▶ INSTRUCTION: Transcribe only the stretch of lines that opens with the line containing "Serialize everything readable" and closes with the last line of the listing, skipping pictures.

[start GIVEN RECORDS]

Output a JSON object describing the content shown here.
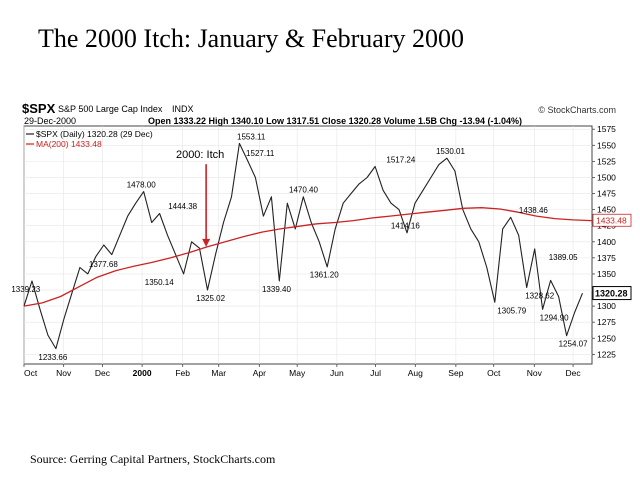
{
  "slide": {
    "title": "The 2000 Itch: January & February 2000",
    "source": "Source: Gerring Capital Partners, StockCharts.com"
  },
  "header": {
    "symbol": "$SPX",
    "name": "S&P 500 Large Cap Index",
    "exchange": "INDX",
    "watermark": "© StockCharts.com",
    "date": "29-Dec-2000",
    "stats": "Open 1333.22  High 1340.10  Low 1317.51  Close 1320.28  Volume 1.5B  Chg -13.94 (-1.04%)",
    "legend_price": "$SPX (Daily) 1320.28 (29 Dec)",
    "legend_ma": "MA(200) 1433.48"
  },
  "chart_data": {
    "type": "line",
    "y_axis_position": "right",
    "ylim": [
      1210,
      1580
    ],
    "yticks": [
      1225,
      1250,
      1275,
      1300,
      1325,
      1350,
      1375,
      1400,
      1425,
      1450,
      1475,
      1500,
      1525,
      1550,
      1575
    ],
    "xlim": [
      0,
      63
    ],
    "xticks": [
      {
        "label": "Oct",
        "x": 0
      },
      {
        "label": "Nov",
        "x": 4.4
      },
      {
        "label": "Dec",
        "x": 8.7
      },
      {
        "label": "2000",
        "x": 13.1
      },
      {
        "label": "Feb",
        "x": 17.6
      },
      {
        "label": "Mar",
        "x": 21.6
      },
      {
        "label": "Apr",
        "x": 26.1
      },
      {
        "label": "May",
        "x": 30.3
      },
      {
        "label": "Jun",
        "x": 34.7
      },
      {
        "label": "Jul",
        "x": 39.0
      },
      {
        "label": "Aug",
        "x": 43.4
      },
      {
        "label": "Sep",
        "x": 47.9
      },
      {
        "label": "Oct",
        "x": 52.1
      },
      {
        "label": "Nov",
        "x": 56.6
      },
      {
        "label": "Dec",
        "x": 60.9
      }
    ],
    "series": [
      {
        "name": "$SPX (Daily)",
        "color": "#222222",
        "values": [
          1300,
          1339,
          1295,
          1255,
          1234,
          1280,
          1320,
          1360,
          1350,
          1377,
          1395,
          1380,
          1410,
          1440,
          1460,
          1478,
          1430,
          1444,
          1410,
          1380,
          1350,
          1400,
          1390,
          1325,
          1380,
          1430,
          1470,
          1553,
          1527,
          1500,
          1440,
          1470,
          1339,
          1460,
          1420,
          1470,
          1430,
          1400,
          1361,
          1420,
          1460,
          1475,
          1490,
          1500,
          1517,
          1480,
          1460,
          1450,
          1414,
          1460,
          1480,
          1500,
          1520,
          1530,
          1510,
          1450,
          1420,
          1400,
          1360,
          1306,
          1420,
          1438,
          1410,
          1329,
          1389,
          1295,
          1340,
          1315,
          1254,
          1290,
          1320
        ],
        "x_step": 0.885
      },
      {
        "name": "MA(200)",
        "color": "#cc2222",
        "values": [
          1300,
          1305,
          1315,
          1330,
          1345,
          1355,
          1362,
          1368,
          1375,
          1383,
          1392,
          1400,
          1408,
          1415,
          1420,
          1424,
          1428,
          1430,
          1433,
          1437,
          1440,
          1443,
          1446,
          1449,
          1452,
          1453,
          1451,
          1446,
          1440,
          1436,
          1434,
          1433
        ],
        "x_step": 2.03
      }
    ],
    "annotations": [
      {
        "text": "1339.23",
        "x": 0.2,
        "y": 1339.23
      },
      {
        "text": "1233.66",
        "x": 3.2,
        "y": 1233.66
      },
      {
        "text": "1478.00",
        "x": 13.0,
        "y": 1478
      },
      {
        "text": "1377.68",
        "x": 8.8,
        "y": 1377.68
      },
      {
        "text": "1444.38",
        "x": 17.6,
        "y": 1444.38
      },
      {
        "text": "1350.14",
        "x": 15.0,
        "y": 1350.14
      },
      {
        "text": "1325.02",
        "x": 20.7,
        "y": 1325.02
      },
      {
        "text": "1553.11",
        "x": 25.2,
        "y": 1553.11
      },
      {
        "text": "1527.11",
        "x": 26.2,
        "y": 1527.11
      },
      {
        "text": "1339.40",
        "x": 28.0,
        "y": 1339.4
      },
      {
        "text": "1470.40",
        "x": 31.0,
        "y": 1470.4
      },
      {
        "text": "1361.20",
        "x": 33.3,
        "y": 1361.2
      },
      {
        "text": "1517.24",
        "x": 41.8,
        "y": 1517.24
      },
      {
        "text": "1414.16",
        "x": 42.3,
        "y": 1414.16
      },
      {
        "text": "1530.01",
        "x": 47.3,
        "y": 1530.01
      },
      {
        "text": "1305.79",
        "x": 54.1,
        "y": 1305.79
      },
      {
        "text": "1438.46",
        "x": 56.5,
        "y": 1438.46
      },
      {
        "text": "1328.62",
        "x": 57.2,
        "y": 1328.62
      },
      {
        "text": "1389.05",
        "x": 59.8,
        "y": 1389.05
      },
      {
        "text": "1294.90",
        "x": 58.8,
        "y": 1294.9
      },
      {
        "text": "1254.07",
        "x": 60.9,
        "y": 1254.07
      }
    ],
    "callout": {
      "text": "2000: Itch",
      "x": 20.2,
      "y_text": 1530,
      "y_arrow_end": 1392
    },
    "last_price_label": {
      "text": "1320.28",
      "y": 1320.28
    },
    "last_ma_label": {
      "text": "1433.48",
      "y": 1433.48
    }
  }
}
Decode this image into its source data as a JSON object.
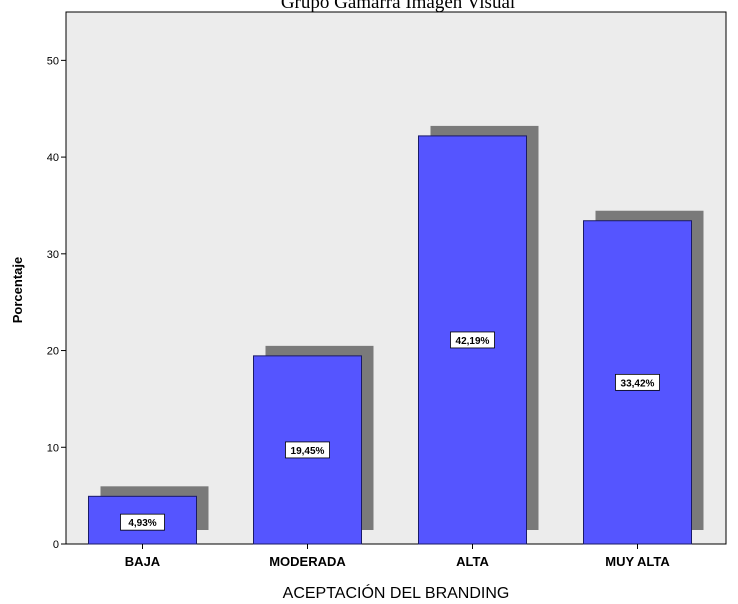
{
  "chart_data": {
    "type": "bar",
    "title": "Grupo Gamarra Imagen Visual",
    "xlabel": "ACEPTACIÓN DEL BRANDING",
    "ylabel": "Porcentaje",
    "categories": [
      "BAJA",
      "MODERADA",
      "ALTA",
      "MUY ALTA"
    ],
    "values": [
      4.93,
      19.45,
      42.19,
      33.42
    ],
    "data_labels": [
      "4,93%",
      "19,45%",
      "42,19%",
      "33,42%"
    ],
    "ylim": [
      0,
      55
    ],
    "yticks": [
      0,
      10,
      20,
      30,
      40,
      50
    ],
    "grid": false,
    "legend": "none",
    "colors": {
      "bar": "#5555ff",
      "bar_stroke": "#1a1a66",
      "shadow": "#7a7a7a",
      "plot_background": "#ececec",
      "label_box": "#ffffff"
    }
  }
}
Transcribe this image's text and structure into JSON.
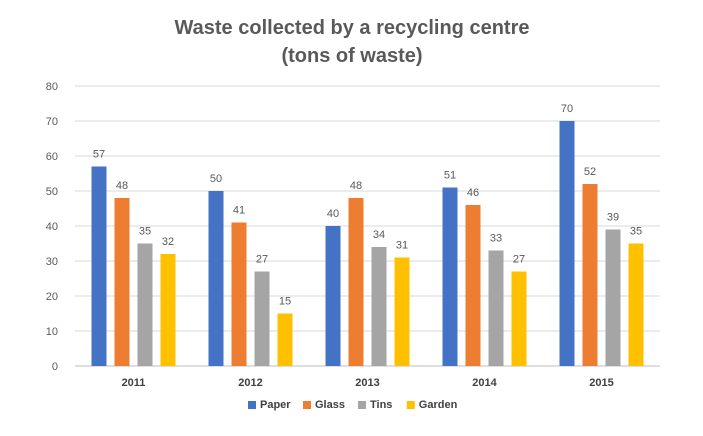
{
  "chart_data": {
    "type": "bar",
    "title": "Waste collected by a recycling centre",
    "subtitle": "(tons of waste)",
    "xlabel": "",
    "ylabel": "",
    "categories": [
      "2011",
      "2012",
      "2013",
      "2014",
      "2015"
    ],
    "series": [
      {
        "name": "Paper",
        "color": "#4472C4",
        "values": [
          57,
          50,
          40,
          51,
          70
        ]
      },
      {
        "name": "Glass",
        "color": "#ED7D31",
        "values": [
          48,
          41,
          48,
          46,
          52
        ]
      },
      {
        "name": "Tins",
        "color": "#A5A5A5",
        "values": [
          35,
          27,
          34,
          33,
          39
        ]
      },
      {
        "name": "Garden",
        "color": "#FFC000",
        "values": [
          32,
          15,
          31,
          27,
          35
        ]
      }
    ],
    "ylim": [
      0,
      80
    ],
    "yticks": [
      0,
      10,
      20,
      30,
      40,
      50,
      60,
      70,
      80
    ],
    "grid": true,
    "legend_position": "bottom",
    "data_labels": true
  }
}
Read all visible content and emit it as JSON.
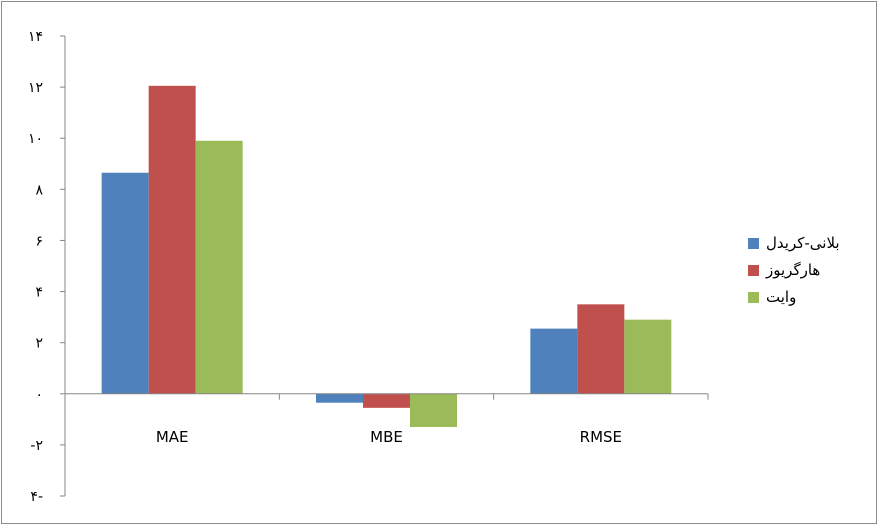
{
  "chart_data": {
    "type": "bar",
    "categories": [
      "MAE",
      "MBE",
      "RMSE"
    ],
    "series": [
      {
        "name": "بلانی-کریدل",
        "values": [
          8.65,
          -0.35,
          2.55
        ],
        "color": "#4F81BD"
      },
      {
        "name": "هارگریوز",
        "values": [
          12.05,
          -0.55,
          3.5
        ],
        "color": "#C0504D"
      },
      {
        "name": "وایت",
        "values": [
          9.9,
          -1.3,
          2.9
        ],
        "color": "#9BBB59"
      }
    ],
    "ylim": [
      -4,
      14
    ],
    "yticks": [
      14,
      12,
      10,
      8,
      6,
      4,
      2,
      0,
      -2,
      -4
    ],
    "ytick_labels": [
      "۱۴",
      "۱۲",
      "۱۰",
      "۸",
      "۶",
      "۴",
      "۲",
      "۰",
      "-۲",
      "۴-"
    ],
    "legend_position": "right",
    "grid": false
  }
}
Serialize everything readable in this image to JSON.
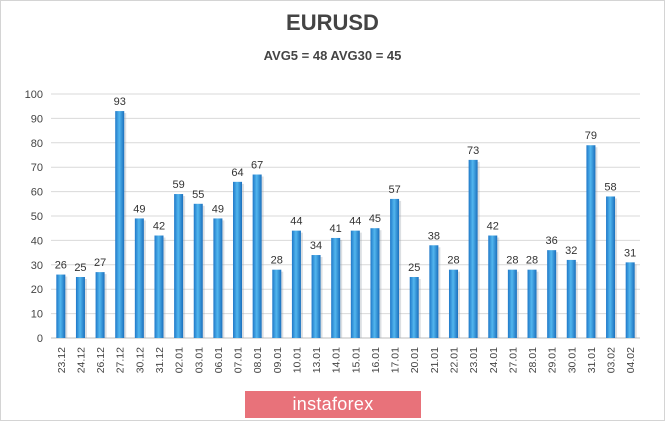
{
  "chart_data": {
    "type": "bar",
    "title": "EURUSD",
    "subtitle": "AVG5 = 48 AVG30 = 45",
    "xlabel": "",
    "ylabel": "",
    "ylim": [
      0,
      100
    ],
    "yticks": [
      0,
      10,
      20,
      30,
      40,
      50,
      60,
      70,
      80,
      90,
      100
    ],
    "grid": true,
    "bar_color": "#3399dd",
    "categories": [
      "23.12",
      "24.12",
      "26.12",
      "27.12",
      "30.12",
      "31.12",
      "02.01",
      "03.01",
      "06.01",
      "07.01",
      "08.01",
      "09.01",
      "10.01",
      "13.01",
      "14.01",
      "15.01",
      "16.01",
      "17.01",
      "20.01",
      "21.01",
      "22.01",
      "23.01",
      "24.01",
      "27.01",
      "28.01",
      "29.01",
      "30.01",
      "31.01",
      "03.02",
      "04.02"
    ],
    "values": [
      26,
      25,
      27,
      93,
      49,
      42,
      59,
      55,
      49,
      64,
      67,
      28,
      44,
      34,
      41,
      44,
      45,
      57,
      25,
      38,
      28,
      73,
      42,
      28,
      28,
      36,
      32,
      79,
      58,
      31
    ]
  },
  "watermark": {
    "text": "instaforex",
    "color": "#e8727a"
  }
}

[end GIVEN RECORDS]

▶ SOLUTION FOR THIS EXERCISE:
Serialize everything readable in this image to JSON.
{
  "chart_data": {
    "type": "bar",
    "title": "EURUSD",
    "subtitle": "AVG5 = 48 AVG30 = 45",
    "xlabel": "",
    "ylabel": "",
    "ylim": [
      0,
      100
    ],
    "yticks": [
      0,
      10,
      20,
      30,
      40,
      50,
      60,
      70,
      80,
      90,
      100
    ],
    "grid": true,
    "bar_color": "#3399dd",
    "categories": [
      "23.12",
      "24.12",
      "26.12",
      "27.12",
      "30.12",
      "31.12",
      "02.01",
      "03.01",
      "06.01",
      "07.01",
      "08.01",
      "09.01",
      "10.01",
      "13.01",
      "14.01",
      "15.01",
      "16.01",
      "17.01",
      "20.01",
      "21.01",
      "22.01",
      "23.01",
      "24.01",
      "27.01",
      "28.01",
      "29.01",
      "30.01",
      "31.01",
      "03.02",
      "04.02"
    ],
    "values": [
      26,
      25,
      27,
      93,
      49,
      42,
      59,
      55,
      49,
      64,
      67,
      28,
      44,
      34,
      41,
      44,
      45,
      57,
      25,
      38,
      28,
      73,
      42,
      28,
      28,
      36,
      32,
      79,
      58,
      31
    ]
  },
  "watermark": {
    "text": "instaforex",
    "color": "#e8727a"
  }
}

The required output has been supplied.